What to produce: Print the full listing exactly.

Stored records:
━━━

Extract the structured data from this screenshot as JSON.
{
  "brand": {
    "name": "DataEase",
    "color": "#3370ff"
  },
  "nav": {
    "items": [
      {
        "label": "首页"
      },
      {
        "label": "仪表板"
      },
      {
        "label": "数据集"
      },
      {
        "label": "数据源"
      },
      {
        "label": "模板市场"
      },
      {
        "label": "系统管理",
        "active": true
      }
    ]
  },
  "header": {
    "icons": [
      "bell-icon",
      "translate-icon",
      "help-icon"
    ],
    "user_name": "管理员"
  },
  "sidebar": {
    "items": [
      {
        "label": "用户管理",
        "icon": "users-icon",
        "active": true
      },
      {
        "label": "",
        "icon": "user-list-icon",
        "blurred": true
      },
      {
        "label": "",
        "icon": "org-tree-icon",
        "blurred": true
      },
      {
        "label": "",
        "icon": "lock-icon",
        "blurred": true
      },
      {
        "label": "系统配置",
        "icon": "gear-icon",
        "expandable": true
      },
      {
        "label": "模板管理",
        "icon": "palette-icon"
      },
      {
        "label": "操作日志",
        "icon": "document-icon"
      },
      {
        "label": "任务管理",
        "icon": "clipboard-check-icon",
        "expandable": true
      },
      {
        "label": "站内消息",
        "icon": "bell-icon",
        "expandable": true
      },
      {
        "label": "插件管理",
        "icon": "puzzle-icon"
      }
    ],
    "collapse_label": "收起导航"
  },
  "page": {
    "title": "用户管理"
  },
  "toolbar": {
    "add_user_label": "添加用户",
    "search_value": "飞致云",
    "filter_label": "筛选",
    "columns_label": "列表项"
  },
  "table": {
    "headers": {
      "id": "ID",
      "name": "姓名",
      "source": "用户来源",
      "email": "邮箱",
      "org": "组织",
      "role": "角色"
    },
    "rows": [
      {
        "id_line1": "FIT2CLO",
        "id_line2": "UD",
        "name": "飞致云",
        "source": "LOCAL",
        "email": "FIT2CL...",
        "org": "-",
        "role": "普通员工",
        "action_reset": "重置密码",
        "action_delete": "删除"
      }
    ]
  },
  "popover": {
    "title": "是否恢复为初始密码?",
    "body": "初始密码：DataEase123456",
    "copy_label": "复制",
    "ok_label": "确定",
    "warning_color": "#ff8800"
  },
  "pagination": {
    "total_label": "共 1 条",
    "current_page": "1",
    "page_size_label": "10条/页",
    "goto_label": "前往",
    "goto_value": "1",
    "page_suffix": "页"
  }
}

━━━

The reply:
Extract the structured data from this screenshot as JSON.
{
  "brand": {
    "name": "DataEase",
    "color": "#3370ff"
  },
  "nav": {
    "items": [
      {
        "label": "首页"
      },
      {
        "label": "仪表板"
      },
      {
        "label": "数据集"
      },
      {
        "label": "数据源"
      },
      {
        "label": "模板市场"
      },
      {
        "label": "系统管理",
        "active": true
      }
    ]
  },
  "header": {
    "icons": [
      "bell-icon",
      "translate-icon",
      "help-icon"
    ],
    "user_name": "管理员"
  },
  "sidebar": {
    "items": [
      {
        "label": "用户管理",
        "icon": "users-icon",
        "active": true
      },
      {
        "label": "",
        "icon": "user-list-icon",
        "blurred": true
      },
      {
        "label": "",
        "icon": "org-tree-icon",
        "blurred": true
      },
      {
        "label": "",
        "icon": "lock-icon",
        "blurred": true
      },
      {
        "label": "系统配置",
        "icon": "gear-icon",
        "expandable": true
      },
      {
        "label": "模板管理",
        "icon": "palette-icon"
      },
      {
        "label": "操作日志",
        "icon": "document-icon"
      },
      {
        "label": "任务管理",
        "icon": "clipboard-check-icon",
        "expandable": true
      },
      {
        "label": "站内消息",
        "icon": "bell-icon",
        "expandable": true
      },
      {
        "label": "插件管理",
        "icon": "puzzle-icon"
      }
    ],
    "collapse_label": "收起导航"
  },
  "page": {
    "title": "用户管理"
  },
  "toolbar": {
    "add_user_label": "添加用户",
    "search_value": "飞致云",
    "filter_label": "筛选",
    "columns_label": "列表项"
  },
  "table": {
    "headers": {
      "id": "ID",
      "name": "姓名",
      "source": "用户来源",
      "email": "邮箱",
      "org": "组织",
      "role": "角色"
    },
    "rows": [
      {
        "id_line1": "FIT2CLO",
        "id_line2": "UD",
        "name": "飞致云",
        "source": "LOCAL",
        "email": "FIT2CL...",
        "org": "-",
        "role": "普通员工",
        "action_reset": "重置密码",
        "action_delete": "删除"
      }
    ]
  },
  "popover": {
    "title": "是否恢复为初始密码?",
    "body": "初始密码：DataEase123456",
    "copy_label": "复制",
    "ok_label": "确定",
    "warning_color": "#ff8800"
  },
  "pagination": {
    "total_label": "共 1 条",
    "current_page": "1",
    "page_size_label": "10条/页",
    "goto_label": "前往",
    "goto_value": "1",
    "page_suffix": "页"
  }
}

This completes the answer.